What you will do:
You are to retype all of the data exactly as it appears.

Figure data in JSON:
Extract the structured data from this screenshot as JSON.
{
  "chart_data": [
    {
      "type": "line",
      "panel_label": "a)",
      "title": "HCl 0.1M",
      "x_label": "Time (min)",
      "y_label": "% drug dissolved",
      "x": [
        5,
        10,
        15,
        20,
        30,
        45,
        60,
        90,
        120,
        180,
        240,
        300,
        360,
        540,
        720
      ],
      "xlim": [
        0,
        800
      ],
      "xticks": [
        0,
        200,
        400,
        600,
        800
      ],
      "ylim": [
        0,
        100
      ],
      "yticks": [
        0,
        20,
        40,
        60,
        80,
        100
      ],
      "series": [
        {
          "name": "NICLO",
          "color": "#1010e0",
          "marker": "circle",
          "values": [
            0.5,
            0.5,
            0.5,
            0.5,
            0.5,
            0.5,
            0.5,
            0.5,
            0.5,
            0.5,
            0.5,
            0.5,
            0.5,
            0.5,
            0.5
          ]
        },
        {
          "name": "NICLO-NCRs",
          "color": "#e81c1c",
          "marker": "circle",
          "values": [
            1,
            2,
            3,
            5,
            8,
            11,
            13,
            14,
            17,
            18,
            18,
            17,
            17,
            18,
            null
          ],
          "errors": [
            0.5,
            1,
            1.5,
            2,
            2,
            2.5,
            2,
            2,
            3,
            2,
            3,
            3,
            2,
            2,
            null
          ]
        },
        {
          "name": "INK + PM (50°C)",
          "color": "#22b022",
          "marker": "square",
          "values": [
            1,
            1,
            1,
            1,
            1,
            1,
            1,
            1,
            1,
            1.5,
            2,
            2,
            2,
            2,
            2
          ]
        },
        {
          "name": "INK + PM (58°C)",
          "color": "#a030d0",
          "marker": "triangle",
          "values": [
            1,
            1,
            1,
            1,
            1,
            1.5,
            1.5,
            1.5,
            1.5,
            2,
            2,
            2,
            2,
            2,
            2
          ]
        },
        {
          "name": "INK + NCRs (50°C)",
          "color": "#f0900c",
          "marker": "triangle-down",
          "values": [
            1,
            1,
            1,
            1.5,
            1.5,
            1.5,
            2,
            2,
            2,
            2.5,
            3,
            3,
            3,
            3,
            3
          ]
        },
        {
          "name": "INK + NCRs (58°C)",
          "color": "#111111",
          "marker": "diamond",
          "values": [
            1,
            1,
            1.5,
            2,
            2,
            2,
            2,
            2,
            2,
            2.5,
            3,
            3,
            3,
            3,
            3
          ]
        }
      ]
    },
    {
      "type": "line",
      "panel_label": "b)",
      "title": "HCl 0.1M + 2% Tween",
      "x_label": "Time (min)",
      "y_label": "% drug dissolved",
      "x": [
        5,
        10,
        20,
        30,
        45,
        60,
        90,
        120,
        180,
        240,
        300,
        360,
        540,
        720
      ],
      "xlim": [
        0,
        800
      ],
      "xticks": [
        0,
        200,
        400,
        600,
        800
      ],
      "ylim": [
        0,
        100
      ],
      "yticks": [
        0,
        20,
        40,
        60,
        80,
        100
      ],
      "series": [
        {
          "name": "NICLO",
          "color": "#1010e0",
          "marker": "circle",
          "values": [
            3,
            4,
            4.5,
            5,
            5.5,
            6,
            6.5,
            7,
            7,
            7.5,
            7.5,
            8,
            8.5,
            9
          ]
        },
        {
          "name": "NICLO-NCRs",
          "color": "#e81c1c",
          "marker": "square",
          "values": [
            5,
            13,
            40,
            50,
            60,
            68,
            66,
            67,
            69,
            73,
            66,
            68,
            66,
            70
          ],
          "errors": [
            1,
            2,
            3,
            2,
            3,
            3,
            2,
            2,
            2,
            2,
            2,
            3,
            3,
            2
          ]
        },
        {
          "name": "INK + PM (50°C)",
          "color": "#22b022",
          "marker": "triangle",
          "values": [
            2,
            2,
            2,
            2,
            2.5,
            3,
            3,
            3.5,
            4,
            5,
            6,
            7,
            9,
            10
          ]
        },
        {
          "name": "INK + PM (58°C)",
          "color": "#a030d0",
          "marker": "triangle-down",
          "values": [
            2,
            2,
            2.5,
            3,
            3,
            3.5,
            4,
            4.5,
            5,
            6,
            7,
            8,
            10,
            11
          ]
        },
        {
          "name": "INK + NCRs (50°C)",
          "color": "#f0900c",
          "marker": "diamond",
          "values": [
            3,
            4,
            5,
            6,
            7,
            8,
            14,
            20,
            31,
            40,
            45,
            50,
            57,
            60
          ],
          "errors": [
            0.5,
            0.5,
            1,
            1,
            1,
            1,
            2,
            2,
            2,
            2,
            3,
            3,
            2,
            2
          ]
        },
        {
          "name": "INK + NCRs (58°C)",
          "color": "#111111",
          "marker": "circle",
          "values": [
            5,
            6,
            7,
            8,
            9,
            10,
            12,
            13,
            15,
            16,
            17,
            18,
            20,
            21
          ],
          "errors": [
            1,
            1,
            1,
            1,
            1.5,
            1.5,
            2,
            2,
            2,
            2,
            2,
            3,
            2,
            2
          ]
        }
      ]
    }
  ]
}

Written reply:
Extract the structured data from this screenshot as JSON.
{
  "chart_data": [
    {
      "type": "line",
      "panel_label": "a)",
      "title": "HCl 0.1M",
      "x_label": "Time (min)",
      "y_label": "% drug dissolved",
      "x": [
        5,
        10,
        15,
        20,
        30,
        45,
        60,
        90,
        120,
        180,
        240,
        300,
        360,
        540,
        720
      ],
      "xlim": [
        0,
        800
      ],
      "xticks": [
        0,
        200,
        400,
        600,
        800
      ],
      "ylim": [
        0,
        100
      ],
      "yticks": [
        0,
        20,
        40,
        60,
        80,
        100
      ],
      "series": [
        {
          "name": "NICLO",
          "color": "#1010e0",
          "marker": "circle",
          "values": [
            0.5,
            0.5,
            0.5,
            0.5,
            0.5,
            0.5,
            0.5,
            0.5,
            0.5,
            0.5,
            0.5,
            0.5,
            0.5,
            0.5,
            0.5
          ]
        },
        {
          "name": "NICLO-NCRs",
          "color": "#e81c1c",
          "marker": "circle",
          "values": [
            1,
            2,
            3,
            5,
            8,
            11,
            13,
            14,
            17,
            18,
            18,
            17,
            17,
            18,
            null
          ],
          "errors": [
            0.5,
            1,
            1.5,
            2,
            2,
            2.5,
            2,
            2,
            3,
            2,
            3,
            3,
            2,
            2,
            null
          ]
        },
        {
          "name": "INK + PM (50°C)",
          "color": "#22b022",
          "marker": "square",
          "values": [
            1,
            1,
            1,
            1,
            1,
            1,
            1,
            1,
            1,
            1.5,
            2,
            2,
            2,
            2,
            2
          ]
        },
        {
          "name": "INK + PM (58°C)",
          "color": "#a030d0",
          "marker": "triangle",
          "values": [
            1,
            1,
            1,
            1,
            1,
            1.5,
            1.5,
            1.5,
            1.5,
            2,
            2,
            2,
            2,
            2,
            2
          ]
        },
        {
          "name": "INK + NCRs (50°C)",
          "color": "#f0900c",
          "marker": "triangle-down",
          "values": [
            1,
            1,
            1,
            1.5,
            1.5,
            1.5,
            2,
            2,
            2,
            2.5,
            3,
            3,
            3,
            3,
            3
          ]
        },
        {
          "name": "INK + NCRs (58°C)",
          "color": "#111111",
          "marker": "diamond",
          "values": [
            1,
            1,
            1.5,
            2,
            2,
            2,
            2,
            2,
            2,
            2.5,
            3,
            3,
            3,
            3,
            3
          ]
        }
      ]
    },
    {
      "type": "line",
      "panel_label": "b)",
      "title": "HCl 0.1M + 2% Tween",
      "x_label": "Time (min)",
      "y_label": "% drug dissolved",
      "x": [
        5,
        10,
        20,
        30,
        45,
        60,
        90,
        120,
        180,
        240,
        300,
        360,
        540,
        720
      ],
      "xlim": [
        0,
        800
      ],
      "xticks": [
        0,
        200,
        400,
        600,
        800
      ],
      "ylim": [
        0,
        100
      ],
      "yticks": [
        0,
        20,
        40,
        60,
        80,
        100
      ],
      "series": [
        {
          "name": "NICLO",
          "color": "#1010e0",
          "marker": "circle",
          "values": [
            3,
            4,
            4.5,
            5,
            5.5,
            6,
            6.5,
            7,
            7,
            7.5,
            7.5,
            8,
            8.5,
            9
          ]
        },
        {
          "name": "NICLO-NCRs",
          "color": "#e81c1c",
          "marker": "square",
          "values": [
            5,
            13,
            40,
            50,
            60,
            68,
            66,
            67,
            69,
            73,
            66,
            68,
            66,
            70
          ],
          "errors": [
            1,
            2,
            3,
            2,
            3,
            3,
            2,
            2,
            2,
            2,
            2,
            3,
            3,
            2
          ]
        },
        {
          "name": "INK + PM (50°C)",
          "color": "#22b022",
          "marker": "triangle",
          "values": [
            2,
            2,
            2,
            2,
            2.5,
            3,
            3,
            3.5,
            4,
            5,
            6,
            7,
            9,
            10
          ]
        },
        {
          "name": "INK + PM (58°C)",
          "color": "#a030d0",
          "marker": "triangle-down",
          "values": [
            2,
            2,
            2.5,
            3,
            3,
            3.5,
            4,
            4.5,
            5,
            6,
            7,
            8,
            10,
            11
          ]
        },
        {
          "name": "INK + NCRs (50°C)",
          "color": "#f0900c",
          "marker": "diamond",
          "values": [
            3,
            4,
            5,
            6,
            7,
            8,
            14,
            20,
            31,
            40,
            45,
            50,
            57,
            60
          ],
          "errors": [
            0.5,
            0.5,
            1,
            1,
            1,
            1,
            2,
            2,
            2,
            2,
            3,
            3,
            2,
            2
          ]
        },
        {
          "name": "INK + NCRs (58°C)",
          "color": "#111111",
          "marker": "circle",
          "values": [
            5,
            6,
            7,
            8,
            9,
            10,
            12,
            13,
            15,
            16,
            17,
            18,
            20,
            21
          ],
          "errors": [
            1,
            1,
            1,
            1,
            1.5,
            1.5,
            2,
            2,
            2,
            2,
            2,
            3,
            2,
            2
          ]
        }
      ]
    }
  ]
}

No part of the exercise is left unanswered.